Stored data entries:
■ ■ ■ ■
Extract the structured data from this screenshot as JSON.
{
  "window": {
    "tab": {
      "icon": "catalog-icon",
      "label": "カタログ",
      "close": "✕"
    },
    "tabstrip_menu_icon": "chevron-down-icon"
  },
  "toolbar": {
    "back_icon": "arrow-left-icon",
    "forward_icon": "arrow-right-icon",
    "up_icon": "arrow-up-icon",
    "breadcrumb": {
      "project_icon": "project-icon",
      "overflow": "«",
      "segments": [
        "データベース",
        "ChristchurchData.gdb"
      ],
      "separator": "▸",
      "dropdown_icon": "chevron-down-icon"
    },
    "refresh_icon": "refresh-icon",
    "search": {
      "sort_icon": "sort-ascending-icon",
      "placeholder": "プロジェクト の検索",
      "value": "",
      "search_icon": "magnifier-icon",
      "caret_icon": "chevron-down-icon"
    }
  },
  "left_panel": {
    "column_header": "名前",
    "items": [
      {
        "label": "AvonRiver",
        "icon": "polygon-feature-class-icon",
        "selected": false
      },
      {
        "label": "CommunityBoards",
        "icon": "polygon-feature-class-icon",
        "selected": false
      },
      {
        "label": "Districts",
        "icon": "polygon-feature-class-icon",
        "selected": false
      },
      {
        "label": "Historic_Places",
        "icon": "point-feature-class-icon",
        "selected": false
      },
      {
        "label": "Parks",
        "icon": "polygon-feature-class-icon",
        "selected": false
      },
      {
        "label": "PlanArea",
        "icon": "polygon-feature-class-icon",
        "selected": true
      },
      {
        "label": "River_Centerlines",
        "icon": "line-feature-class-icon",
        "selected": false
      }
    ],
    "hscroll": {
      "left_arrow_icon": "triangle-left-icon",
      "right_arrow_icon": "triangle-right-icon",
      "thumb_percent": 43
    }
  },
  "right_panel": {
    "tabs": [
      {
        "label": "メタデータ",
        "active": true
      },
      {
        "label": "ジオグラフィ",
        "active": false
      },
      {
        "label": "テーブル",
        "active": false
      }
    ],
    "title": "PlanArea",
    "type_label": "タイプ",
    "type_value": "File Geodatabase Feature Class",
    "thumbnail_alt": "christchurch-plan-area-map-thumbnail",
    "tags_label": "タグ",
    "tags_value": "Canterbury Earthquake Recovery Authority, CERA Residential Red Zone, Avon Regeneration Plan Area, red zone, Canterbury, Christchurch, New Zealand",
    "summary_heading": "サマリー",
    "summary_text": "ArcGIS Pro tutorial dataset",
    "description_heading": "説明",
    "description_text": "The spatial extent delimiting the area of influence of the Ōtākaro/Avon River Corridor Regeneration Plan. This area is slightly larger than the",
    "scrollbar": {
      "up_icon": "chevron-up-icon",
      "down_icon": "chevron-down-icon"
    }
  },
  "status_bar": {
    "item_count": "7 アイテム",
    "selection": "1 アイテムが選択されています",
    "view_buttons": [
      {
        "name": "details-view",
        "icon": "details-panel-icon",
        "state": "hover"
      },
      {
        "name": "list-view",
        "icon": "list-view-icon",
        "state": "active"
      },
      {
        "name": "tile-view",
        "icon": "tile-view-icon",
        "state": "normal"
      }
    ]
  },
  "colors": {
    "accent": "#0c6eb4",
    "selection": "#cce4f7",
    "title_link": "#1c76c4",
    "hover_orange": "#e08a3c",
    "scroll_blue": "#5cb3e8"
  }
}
■ ■ ■ ■
Above are some records; repeat all of them exactly.

Extract the structured data from this screenshot as JSON.
{
  "window": {
    "tab": {
      "icon": "catalog-icon",
      "label": "カタログ",
      "close": "✕"
    },
    "tabstrip_menu_icon": "chevron-down-icon"
  },
  "toolbar": {
    "back_icon": "arrow-left-icon",
    "forward_icon": "arrow-right-icon",
    "up_icon": "arrow-up-icon",
    "breadcrumb": {
      "project_icon": "project-icon",
      "overflow": "«",
      "segments": [
        "データベース",
        "ChristchurchData.gdb"
      ],
      "separator": "▸",
      "dropdown_icon": "chevron-down-icon"
    },
    "refresh_icon": "refresh-icon",
    "search": {
      "sort_icon": "sort-ascending-icon",
      "placeholder": "プロジェクト の検索",
      "value": "",
      "search_icon": "magnifier-icon",
      "caret_icon": "chevron-down-icon"
    }
  },
  "left_panel": {
    "column_header": "名前",
    "items": [
      {
        "label": "AvonRiver",
        "icon": "polygon-feature-class-icon",
        "selected": false
      },
      {
        "label": "CommunityBoards",
        "icon": "polygon-feature-class-icon",
        "selected": false
      },
      {
        "label": "Districts",
        "icon": "polygon-feature-class-icon",
        "selected": false
      },
      {
        "label": "Historic_Places",
        "icon": "point-feature-class-icon",
        "selected": false
      },
      {
        "label": "Parks",
        "icon": "polygon-feature-class-icon",
        "selected": false
      },
      {
        "label": "PlanArea",
        "icon": "polygon-feature-class-icon",
        "selected": true
      },
      {
        "label": "River_Centerlines",
        "icon": "line-feature-class-icon",
        "selected": false
      }
    ],
    "hscroll": {
      "left_arrow_icon": "triangle-left-icon",
      "right_arrow_icon": "triangle-right-icon",
      "thumb_percent": 43
    }
  },
  "right_panel": {
    "tabs": [
      {
        "label": "メタデータ",
        "active": true
      },
      {
        "label": "ジオグラフィ",
        "active": false
      },
      {
        "label": "テーブル",
        "active": false
      }
    ],
    "title": "PlanArea",
    "type_label": "タイプ",
    "type_value": "File Geodatabase Feature Class",
    "thumbnail_alt": "christchurch-plan-area-map-thumbnail",
    "tags_label": "タグ",
    "tags_value": "Canterbury Earthquake Recovery Authority, CERA Residential Red Zone, Avon Regeneration Plan Area, red zone, Canterbury, Christchurch, New Zealand",
    "summary_heading": "サマリー",
    "summary_text": "ArcGIS Pro tutorial dataset",
    "description_heading": "説明",
    "description_text": "The spatial extent delimiting the area of influence of the Ōtākaro/Avon River Corridor Regeneration Plan. This area is slightly larger than the",
    "scrollbar": {
      "up_icon": "chevron-up-icon",
      "down_icon": "chevron-down-icon"
    }
  },
  "status_bar": {
    "item_count": "7 アイテム",
    "selection": "1 アイテムが選択されています",
    "view_buttons": [
      {
        "name": "details-view",
        "icon": "details-panel-icon",
        "state": "hover"
      },
      {
        "name": "list-view",
        "icon": "list-view-icon",
        "state": "active"
      },
      {
        "name": "tile-view",
        "icon": "tile-view-icon",
        "state": "normal"
      }
    ]
  },
  "colors": {
    "accent": "#0c6eb4",
    "selection": "#cce4f7",
    "title_link": "#1c76c4",
    "hover_orange": "#e08a3c",
    "scroll_blue": "#5cb3e8"
  }
}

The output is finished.